## What the task requires
Your task is to print the material below exactly as presented.

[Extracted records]
○ ○ ○ ○

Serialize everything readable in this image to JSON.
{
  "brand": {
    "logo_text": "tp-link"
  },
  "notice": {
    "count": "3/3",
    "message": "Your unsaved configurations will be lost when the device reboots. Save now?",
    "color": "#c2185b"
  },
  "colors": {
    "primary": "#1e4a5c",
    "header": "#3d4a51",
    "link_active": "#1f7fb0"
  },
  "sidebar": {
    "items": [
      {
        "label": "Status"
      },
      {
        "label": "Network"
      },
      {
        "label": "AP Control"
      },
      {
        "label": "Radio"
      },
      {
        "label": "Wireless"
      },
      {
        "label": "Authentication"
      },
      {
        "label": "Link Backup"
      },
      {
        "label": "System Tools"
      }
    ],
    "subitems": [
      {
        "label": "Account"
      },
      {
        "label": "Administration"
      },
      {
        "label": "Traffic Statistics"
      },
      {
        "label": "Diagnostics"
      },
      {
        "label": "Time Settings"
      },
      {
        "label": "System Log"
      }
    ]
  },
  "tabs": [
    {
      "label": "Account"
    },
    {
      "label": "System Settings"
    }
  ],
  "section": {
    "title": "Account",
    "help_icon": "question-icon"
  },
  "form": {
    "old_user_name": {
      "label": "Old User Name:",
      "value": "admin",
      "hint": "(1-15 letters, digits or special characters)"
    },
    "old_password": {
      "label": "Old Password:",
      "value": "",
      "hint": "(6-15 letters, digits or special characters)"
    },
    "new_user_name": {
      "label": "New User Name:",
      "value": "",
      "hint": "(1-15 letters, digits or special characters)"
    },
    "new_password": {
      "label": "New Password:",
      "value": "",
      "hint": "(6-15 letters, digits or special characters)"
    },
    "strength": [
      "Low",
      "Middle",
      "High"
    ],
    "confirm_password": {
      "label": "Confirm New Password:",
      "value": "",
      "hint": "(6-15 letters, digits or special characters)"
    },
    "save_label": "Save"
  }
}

○ ○ ○ ○

## Written solution
Serialize everything readable in this image to JSON.
{
  "brand": {
    "logo_text": "tp-link"
  },
  "notice": {
    "count": "3/3",
    "message": "Your unsaved configurations will be lost when the device reboots. Save now?",
    "color": "#c2185b"
  },
  "colors": {
    "primary": "#1e4a5c",
    "header": "#3d4a51",
    "link_active": "#1f7fb0"
  },
  "sidebar": {
    "items": [
      {
        "label": "Status"
      },
      {
        "label": "Network"
      },
      {
        "label": "AP Control"
      },
      {
        "label": "Radio"
      },
      {
        "label": "Wireless"
      },
      {
        "label": "Authentication"
      },
      {
        "label": "Link Backup"
      },
      {
        "label": "System Tools"
      }
    ],
    "subitems": [
      {
        "label": "Account"
      },
      {
        "label": "Administration"
      },
      {
        "label": "Traffic Statistics"
      },
      {
        "label": "Diagnostics"
      },
      {
        "label": "Time Settings"
      },
      {
        "label": "System Log"
      }
    ]
  },
  "tabs": [
    {
      "label": "Account"
    },
    {
      "label": "System Settings"
    }
  ],
  "section": {
    "title": "Account",
    "help_icon": "question-icon"
  },
  "form": {
    "old_user_name": {
      "label": "Old User Name:",
      "value": "admin",
      "hint": "(1-15 letters, digits or special characters)"
    },
    "old_password": {
      "label": "Old Password:",
      "value": "",
      "hint": "(6-15 letters, digits or special characters)"
    },
    "new_user_name": {
      "label": "New User Name:",
      "value": "",
      "hint": "(1-15 letters, digits or special characters)"
    },
    "new_password": {
      "label": "New Password:",
      "value": "",
      "hint": "(6-15 letters, digits or special characters)"
    },
    "strength": [
      "Low",
      "Middle",
      "High"
    ],
    "confirm_password": {
      "label": "Confirm New Password:",
      "value": "",
      "hint": "(6-15 letters, digits or special characters)"
    },
    "save_label": "Save"
  }
}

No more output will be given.